*EXERCISE TASK*
Can you reproduce the data beneath, keeping every line exact?

*SOURCE MATERIAL*

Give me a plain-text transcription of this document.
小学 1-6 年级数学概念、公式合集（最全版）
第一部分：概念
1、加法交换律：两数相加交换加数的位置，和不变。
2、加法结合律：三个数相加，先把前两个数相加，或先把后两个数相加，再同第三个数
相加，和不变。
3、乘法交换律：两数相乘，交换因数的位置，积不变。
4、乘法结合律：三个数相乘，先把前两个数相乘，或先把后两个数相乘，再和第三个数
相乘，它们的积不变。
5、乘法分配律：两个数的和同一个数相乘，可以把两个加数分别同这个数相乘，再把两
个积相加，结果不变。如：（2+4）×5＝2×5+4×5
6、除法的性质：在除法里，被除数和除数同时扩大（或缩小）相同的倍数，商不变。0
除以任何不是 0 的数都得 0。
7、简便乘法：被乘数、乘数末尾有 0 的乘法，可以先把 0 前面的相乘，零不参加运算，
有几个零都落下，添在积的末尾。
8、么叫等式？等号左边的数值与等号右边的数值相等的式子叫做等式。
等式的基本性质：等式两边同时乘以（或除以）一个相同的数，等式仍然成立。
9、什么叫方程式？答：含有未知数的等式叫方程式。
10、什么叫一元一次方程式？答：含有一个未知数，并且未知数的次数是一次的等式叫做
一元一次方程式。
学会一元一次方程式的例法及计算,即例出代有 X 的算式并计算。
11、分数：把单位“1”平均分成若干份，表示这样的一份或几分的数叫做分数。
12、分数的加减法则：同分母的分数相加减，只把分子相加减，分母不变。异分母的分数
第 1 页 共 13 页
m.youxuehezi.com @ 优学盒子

*THE OUTPUT*
Give me a plain-text transcription of this document.
小学 1-6 年级数学概念、公式合集（最全版）
第一部分：概念
1、加法交换律：两数相加交换加数的位置，和不变。
2、加法结合律：三个数相加，先把前两个数相加，或先把后两个数相加，再同第三个数
相加，和不变。
3、乘法交换律：两数相乘，交换因数的位置，积不变。
4、乘法结合律：三个数相乘，先把前两个数相乘，或先把后两个数相乘，再和第三个数
相乘，它们的积不变。
5、乘法分配律：两个数的和同一个数相乘，可以把两个加数分别同这个数相乘，再把两
个积相加，结果不变。如：（2+4）×5＝2×5+4×5
6、除法的性质：在除法里，被除数和除数同时扩大（或缩小）相同的倍数，商不变。0
除以任何不是 0 的数都得 0。
7、简便乘法：被乘数、乘数末尾有 0 的乘法，可以先把 0 前面的相乘，零不参加运算，
有几个零都落下，添在积的末尾。
8、么叫等式？等号左边的数值与等号右边的数值相等的式子叫做等式。
等式的基本性质：等式两边同时乘以（或除以）一个相同的数，等式仍然成立。
9、什么叫方程式？答：含有未知数的等式叫方程式。
10、什么叫一元一次方程式？答：含有一个未知数，并且未知数的次数是一次的等式叫做
一元一次方程式。
学会一元一次方程式的例法及计算,即例出代有 X 的算式并计算。
11、分数：把单位“1”平均分成若干份，表示这样的一份或几分的数叫做分数。
12、分数的加减法则：同分母的分数相加减，只把分子相加减，分母不变。异分母的分数
第 1 页 共 13 页
m.youxuehezi.com @ 优学盒子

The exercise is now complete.